**Dataset listings of figures:**
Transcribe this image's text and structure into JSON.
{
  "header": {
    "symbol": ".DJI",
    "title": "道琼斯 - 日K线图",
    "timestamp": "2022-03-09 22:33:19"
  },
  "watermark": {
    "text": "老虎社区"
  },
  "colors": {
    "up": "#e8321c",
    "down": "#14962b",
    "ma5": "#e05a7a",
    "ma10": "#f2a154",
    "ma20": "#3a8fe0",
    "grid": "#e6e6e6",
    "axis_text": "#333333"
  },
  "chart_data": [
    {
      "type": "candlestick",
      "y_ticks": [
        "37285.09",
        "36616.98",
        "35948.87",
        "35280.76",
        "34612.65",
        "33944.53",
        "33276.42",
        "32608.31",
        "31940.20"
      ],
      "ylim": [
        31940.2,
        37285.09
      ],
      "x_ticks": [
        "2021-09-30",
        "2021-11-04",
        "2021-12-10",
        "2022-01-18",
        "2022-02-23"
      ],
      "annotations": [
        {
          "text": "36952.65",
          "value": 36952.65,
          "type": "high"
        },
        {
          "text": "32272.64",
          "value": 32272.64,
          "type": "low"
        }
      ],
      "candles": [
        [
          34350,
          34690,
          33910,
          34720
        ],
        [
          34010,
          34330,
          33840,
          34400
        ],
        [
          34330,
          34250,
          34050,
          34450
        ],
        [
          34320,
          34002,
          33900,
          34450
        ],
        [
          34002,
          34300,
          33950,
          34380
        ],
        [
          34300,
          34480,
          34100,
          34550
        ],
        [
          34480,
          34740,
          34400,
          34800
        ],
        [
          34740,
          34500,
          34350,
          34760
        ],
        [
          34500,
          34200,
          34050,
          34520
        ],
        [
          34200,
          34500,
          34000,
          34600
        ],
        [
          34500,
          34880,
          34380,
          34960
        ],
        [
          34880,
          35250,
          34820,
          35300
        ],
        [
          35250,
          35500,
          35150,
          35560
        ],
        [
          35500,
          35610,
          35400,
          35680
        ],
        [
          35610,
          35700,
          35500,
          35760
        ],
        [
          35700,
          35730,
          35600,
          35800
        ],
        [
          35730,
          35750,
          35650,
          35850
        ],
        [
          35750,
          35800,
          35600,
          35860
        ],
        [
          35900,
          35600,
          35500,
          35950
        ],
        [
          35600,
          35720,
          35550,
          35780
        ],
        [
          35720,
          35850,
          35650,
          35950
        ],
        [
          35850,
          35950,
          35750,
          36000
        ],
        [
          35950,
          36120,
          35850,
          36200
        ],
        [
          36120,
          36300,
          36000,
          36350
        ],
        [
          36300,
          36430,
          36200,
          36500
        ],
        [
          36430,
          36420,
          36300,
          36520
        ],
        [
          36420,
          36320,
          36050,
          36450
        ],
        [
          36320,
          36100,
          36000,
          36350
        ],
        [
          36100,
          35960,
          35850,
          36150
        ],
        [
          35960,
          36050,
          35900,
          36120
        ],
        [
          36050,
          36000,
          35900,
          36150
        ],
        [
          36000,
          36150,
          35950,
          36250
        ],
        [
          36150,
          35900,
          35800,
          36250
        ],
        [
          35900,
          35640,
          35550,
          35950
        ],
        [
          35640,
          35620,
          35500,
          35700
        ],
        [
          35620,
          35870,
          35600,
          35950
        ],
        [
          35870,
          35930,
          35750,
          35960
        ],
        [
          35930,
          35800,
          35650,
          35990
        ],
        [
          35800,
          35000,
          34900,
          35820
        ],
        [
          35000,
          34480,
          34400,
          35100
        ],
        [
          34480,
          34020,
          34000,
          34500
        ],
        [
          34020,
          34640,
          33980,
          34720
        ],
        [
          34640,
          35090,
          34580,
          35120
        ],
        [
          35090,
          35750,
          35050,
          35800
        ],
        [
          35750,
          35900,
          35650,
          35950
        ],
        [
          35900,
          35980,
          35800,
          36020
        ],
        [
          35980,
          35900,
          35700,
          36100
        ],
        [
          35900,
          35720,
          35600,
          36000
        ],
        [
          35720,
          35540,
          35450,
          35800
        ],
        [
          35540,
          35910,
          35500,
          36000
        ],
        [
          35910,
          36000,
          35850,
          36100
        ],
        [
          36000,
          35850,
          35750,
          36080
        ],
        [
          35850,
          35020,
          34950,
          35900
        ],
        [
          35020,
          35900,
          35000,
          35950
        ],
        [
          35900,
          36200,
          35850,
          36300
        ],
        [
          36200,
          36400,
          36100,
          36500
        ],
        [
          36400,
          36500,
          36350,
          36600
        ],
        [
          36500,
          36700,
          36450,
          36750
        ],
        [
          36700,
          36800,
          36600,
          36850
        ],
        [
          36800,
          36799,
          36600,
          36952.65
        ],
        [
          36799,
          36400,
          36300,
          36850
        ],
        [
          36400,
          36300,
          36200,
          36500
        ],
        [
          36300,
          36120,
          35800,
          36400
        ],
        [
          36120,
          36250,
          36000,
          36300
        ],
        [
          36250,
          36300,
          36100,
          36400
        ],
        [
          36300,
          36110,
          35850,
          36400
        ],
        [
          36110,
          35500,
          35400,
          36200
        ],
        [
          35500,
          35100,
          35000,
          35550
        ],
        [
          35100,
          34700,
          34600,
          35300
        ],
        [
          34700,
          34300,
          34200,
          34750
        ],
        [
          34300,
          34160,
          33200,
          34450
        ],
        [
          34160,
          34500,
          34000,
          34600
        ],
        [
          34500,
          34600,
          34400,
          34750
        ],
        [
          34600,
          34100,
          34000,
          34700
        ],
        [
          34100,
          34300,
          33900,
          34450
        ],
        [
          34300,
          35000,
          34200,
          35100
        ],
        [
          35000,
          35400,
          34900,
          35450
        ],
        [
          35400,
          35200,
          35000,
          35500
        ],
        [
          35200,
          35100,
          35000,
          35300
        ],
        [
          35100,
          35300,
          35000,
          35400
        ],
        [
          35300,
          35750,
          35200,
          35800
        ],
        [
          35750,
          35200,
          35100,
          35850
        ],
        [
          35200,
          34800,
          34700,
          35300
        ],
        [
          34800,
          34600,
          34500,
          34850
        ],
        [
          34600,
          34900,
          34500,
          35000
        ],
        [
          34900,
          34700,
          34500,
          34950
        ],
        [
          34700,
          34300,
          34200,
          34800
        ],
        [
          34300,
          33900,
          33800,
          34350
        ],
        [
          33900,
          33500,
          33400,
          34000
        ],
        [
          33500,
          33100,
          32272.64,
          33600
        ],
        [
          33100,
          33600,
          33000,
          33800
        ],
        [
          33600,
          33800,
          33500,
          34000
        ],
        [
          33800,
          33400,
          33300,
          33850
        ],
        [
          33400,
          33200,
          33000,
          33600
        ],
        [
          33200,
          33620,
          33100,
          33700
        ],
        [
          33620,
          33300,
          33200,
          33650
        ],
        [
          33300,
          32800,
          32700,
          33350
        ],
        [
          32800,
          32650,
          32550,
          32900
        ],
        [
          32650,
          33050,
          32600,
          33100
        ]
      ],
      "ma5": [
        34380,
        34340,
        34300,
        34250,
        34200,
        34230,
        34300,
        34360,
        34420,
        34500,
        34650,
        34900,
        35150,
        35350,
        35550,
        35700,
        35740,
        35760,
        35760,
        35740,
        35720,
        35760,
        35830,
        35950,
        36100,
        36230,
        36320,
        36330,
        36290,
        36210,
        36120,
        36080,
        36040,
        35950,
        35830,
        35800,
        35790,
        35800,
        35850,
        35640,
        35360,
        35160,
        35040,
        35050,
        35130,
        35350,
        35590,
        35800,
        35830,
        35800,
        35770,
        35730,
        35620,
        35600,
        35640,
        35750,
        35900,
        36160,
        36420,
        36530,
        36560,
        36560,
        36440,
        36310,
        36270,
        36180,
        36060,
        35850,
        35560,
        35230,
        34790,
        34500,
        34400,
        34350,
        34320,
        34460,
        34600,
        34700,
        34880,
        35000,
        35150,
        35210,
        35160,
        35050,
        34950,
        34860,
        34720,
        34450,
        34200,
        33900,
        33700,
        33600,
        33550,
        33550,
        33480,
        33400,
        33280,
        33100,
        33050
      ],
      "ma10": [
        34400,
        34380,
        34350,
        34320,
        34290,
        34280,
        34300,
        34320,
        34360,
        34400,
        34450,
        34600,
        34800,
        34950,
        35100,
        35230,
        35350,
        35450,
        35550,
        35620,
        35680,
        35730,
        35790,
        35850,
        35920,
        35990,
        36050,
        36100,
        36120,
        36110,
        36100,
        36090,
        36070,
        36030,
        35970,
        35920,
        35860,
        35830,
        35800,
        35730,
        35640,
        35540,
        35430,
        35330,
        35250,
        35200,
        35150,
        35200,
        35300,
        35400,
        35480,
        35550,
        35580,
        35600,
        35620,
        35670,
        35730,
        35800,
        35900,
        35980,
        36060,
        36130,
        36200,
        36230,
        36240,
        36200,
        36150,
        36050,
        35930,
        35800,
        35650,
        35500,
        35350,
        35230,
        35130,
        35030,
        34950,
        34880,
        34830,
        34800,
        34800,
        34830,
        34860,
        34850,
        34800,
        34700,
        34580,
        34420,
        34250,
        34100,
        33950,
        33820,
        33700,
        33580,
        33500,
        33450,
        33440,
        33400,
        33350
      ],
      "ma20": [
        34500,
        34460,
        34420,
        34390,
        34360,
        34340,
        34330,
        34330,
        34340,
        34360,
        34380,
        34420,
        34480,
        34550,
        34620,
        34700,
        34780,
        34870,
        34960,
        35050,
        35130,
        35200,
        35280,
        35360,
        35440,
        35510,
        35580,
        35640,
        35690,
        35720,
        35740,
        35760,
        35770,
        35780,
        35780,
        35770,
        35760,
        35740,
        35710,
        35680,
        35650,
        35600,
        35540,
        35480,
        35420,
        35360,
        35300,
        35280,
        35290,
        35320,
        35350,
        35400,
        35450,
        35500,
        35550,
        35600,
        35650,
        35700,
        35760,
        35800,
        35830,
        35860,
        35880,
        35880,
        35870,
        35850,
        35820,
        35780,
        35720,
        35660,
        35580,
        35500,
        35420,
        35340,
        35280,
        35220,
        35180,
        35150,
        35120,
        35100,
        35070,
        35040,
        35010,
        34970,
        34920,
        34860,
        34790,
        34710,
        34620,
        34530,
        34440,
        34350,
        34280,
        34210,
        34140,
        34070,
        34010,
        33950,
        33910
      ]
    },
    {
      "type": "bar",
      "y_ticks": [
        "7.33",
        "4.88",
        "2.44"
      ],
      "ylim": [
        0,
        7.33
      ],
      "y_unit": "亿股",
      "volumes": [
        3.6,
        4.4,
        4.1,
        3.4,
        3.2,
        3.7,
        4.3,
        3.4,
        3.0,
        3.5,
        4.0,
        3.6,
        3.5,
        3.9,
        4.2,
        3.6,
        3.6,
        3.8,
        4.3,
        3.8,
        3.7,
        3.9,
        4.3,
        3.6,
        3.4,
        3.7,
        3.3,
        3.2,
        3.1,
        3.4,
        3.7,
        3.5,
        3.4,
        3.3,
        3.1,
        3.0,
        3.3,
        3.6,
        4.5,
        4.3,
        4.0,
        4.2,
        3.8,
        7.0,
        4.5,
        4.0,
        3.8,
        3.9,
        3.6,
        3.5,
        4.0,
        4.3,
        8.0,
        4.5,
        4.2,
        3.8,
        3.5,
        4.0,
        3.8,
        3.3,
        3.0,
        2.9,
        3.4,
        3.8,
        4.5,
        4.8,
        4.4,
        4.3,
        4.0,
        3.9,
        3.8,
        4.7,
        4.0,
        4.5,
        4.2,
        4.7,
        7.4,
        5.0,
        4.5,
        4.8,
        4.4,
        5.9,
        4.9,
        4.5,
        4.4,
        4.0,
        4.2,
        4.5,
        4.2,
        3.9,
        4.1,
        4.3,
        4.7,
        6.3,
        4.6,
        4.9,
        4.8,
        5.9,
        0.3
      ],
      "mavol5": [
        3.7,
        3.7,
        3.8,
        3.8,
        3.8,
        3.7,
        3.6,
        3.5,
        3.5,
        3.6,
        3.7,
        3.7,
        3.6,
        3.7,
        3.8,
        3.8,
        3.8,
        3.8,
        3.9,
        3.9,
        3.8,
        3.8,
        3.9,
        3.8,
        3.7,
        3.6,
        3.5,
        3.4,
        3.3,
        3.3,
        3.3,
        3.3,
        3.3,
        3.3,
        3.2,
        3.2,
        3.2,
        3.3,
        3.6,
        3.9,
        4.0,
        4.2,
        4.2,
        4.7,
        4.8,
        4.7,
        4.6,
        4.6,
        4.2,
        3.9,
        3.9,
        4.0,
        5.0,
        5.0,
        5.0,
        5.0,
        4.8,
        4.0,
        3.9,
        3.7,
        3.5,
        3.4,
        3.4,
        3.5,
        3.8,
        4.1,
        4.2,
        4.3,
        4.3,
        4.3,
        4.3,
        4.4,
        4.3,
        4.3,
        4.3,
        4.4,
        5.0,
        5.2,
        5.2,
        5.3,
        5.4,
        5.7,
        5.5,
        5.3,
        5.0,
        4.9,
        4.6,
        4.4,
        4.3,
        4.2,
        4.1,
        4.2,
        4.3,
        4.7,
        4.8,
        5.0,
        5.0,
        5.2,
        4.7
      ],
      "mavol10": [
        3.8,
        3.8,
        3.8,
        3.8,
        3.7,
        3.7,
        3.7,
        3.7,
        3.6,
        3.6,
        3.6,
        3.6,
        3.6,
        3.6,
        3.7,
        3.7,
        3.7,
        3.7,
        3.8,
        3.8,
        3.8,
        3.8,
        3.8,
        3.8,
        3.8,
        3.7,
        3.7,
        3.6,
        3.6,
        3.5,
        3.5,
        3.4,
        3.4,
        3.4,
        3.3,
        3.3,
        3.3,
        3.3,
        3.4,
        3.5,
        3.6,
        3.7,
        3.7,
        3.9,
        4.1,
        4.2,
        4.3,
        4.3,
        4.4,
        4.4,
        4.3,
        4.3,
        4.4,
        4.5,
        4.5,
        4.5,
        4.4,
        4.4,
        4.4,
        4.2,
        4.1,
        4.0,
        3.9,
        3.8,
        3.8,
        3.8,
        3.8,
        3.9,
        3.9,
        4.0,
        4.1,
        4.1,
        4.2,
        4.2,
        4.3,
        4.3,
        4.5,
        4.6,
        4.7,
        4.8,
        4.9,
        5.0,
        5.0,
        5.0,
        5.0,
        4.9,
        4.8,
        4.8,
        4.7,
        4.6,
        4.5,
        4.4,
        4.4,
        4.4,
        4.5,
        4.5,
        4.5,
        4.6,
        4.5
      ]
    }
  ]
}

**Directions for this task:** Pick out all the lines with the word "type" in them and copy them.

**Result for this exercise:**
      "type": "candlestick",
          "type": "high"
          "type": "low"
      "type": "bar",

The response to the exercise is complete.